Exercise aim | Your task is to repeat the entries word for word while leaving out the pictures.

[Begin]

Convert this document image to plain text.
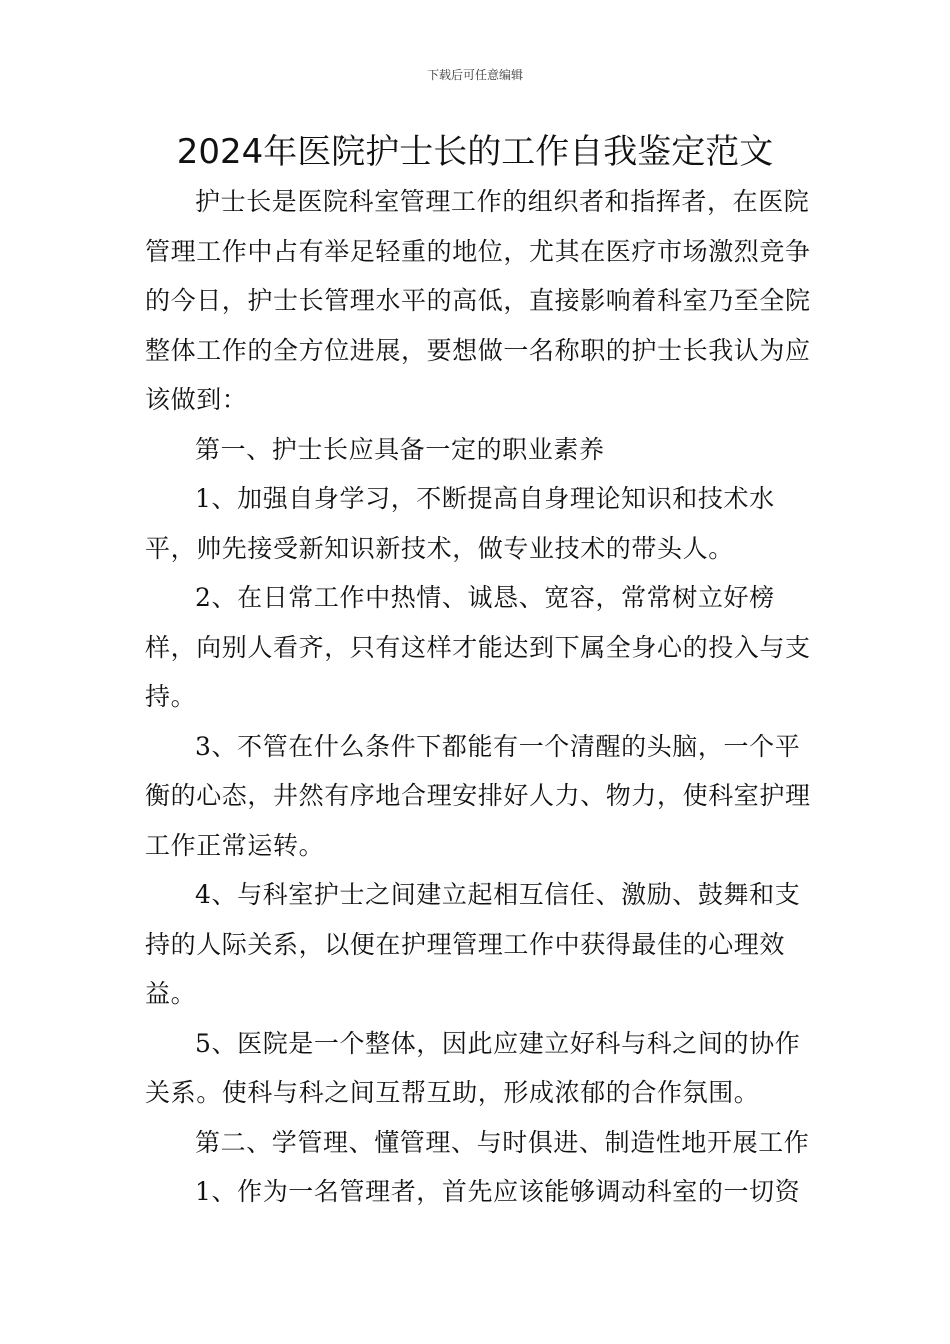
下载后可任意编辑
2024年医院护士长的工作自我鉴定范文

护士长是医院科室管理工作的组织者和指挥者，在医院管理工作中占有举足轻重的地位，尤其在医疗市场激烈竞争的今日，护士长管理水平的高低，直接影响着科室乃至全院整体工作的全方位进展，要想做一名称职的护士长我认为应该做到：

第一、护士长应具备一定的职业素养

1、加强自身学习，不断提高自身理论知识和技术水平，帅先接受新知识新技术，做专业技术的带头人。

2、在日常工作中热情、诚恳、宽容，常常树立好榜样，向别人看齐，只有这样才能达到下属全身心的投入与支持。

3、不管在什么条件下都能有一个清醒的头脑，一个平衡的心态，井然有序地合理安排好人力、物力，使科室护理工作正常运转。

4、与科室护士之间建立起相互信任、激励、鼓舞和支持的人际关系，以便在护理管理工作中获得最佳的心理效益。

5、医院是一个整体，因此应建立好科与科之间的协作关系。使科与科之间互帮互助，形成浓郁的合作氛围。

第二、学管理、懂管理、与时俱进、制造性地开展工作

1、作为一名管理者，首先应该能够调动科室的一切资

[End]

Complete answer |
Convert this document image to plain text.
下载后可任意编辑
2024年医院护士长的工作自我鉴定范文

护士长是医院科室管理工作的组织者和指挥者，在医院管理工作中占有举足轻重的地位，尤其在医疗市场激烈竞争的今日，护士长管理水平的高低，直接影响着科室乃至全院整体工作的全方位进展，要想做一名称职的护士长我认为应该做到：

第一、护士长应具备一定的职业素养

1、加强自身学习，不断提高自身理论知识和技术水平，帅先接受新知识新技术，做专业技术的带头人。

2、在日常工作中热情、诚恳、宽容，常常树立好榜样，向别人看齐，只有这样才能达到下属全身心的投入与支持。

3、不管在什么条件下都能有一个清醒的头脑，一个平衡的心态，井然有序地合理安排好人力、物力，使科室护理工作正常运转。

4、与科室护士之间建立起相互信任、激励、鼓舞和支持的人际关系，以便在护理管理工作中获得最佳的心理效益。

5、医院是一个整体，因此应建立好科与科之间的协作关系。使科与科之间互帮互助，形成浓郁的合作氛围。

第二、学管理、懂管理、与时俱进、制造性地开展工作

1、作为一名管理者，首先应该能够调动科室的一切资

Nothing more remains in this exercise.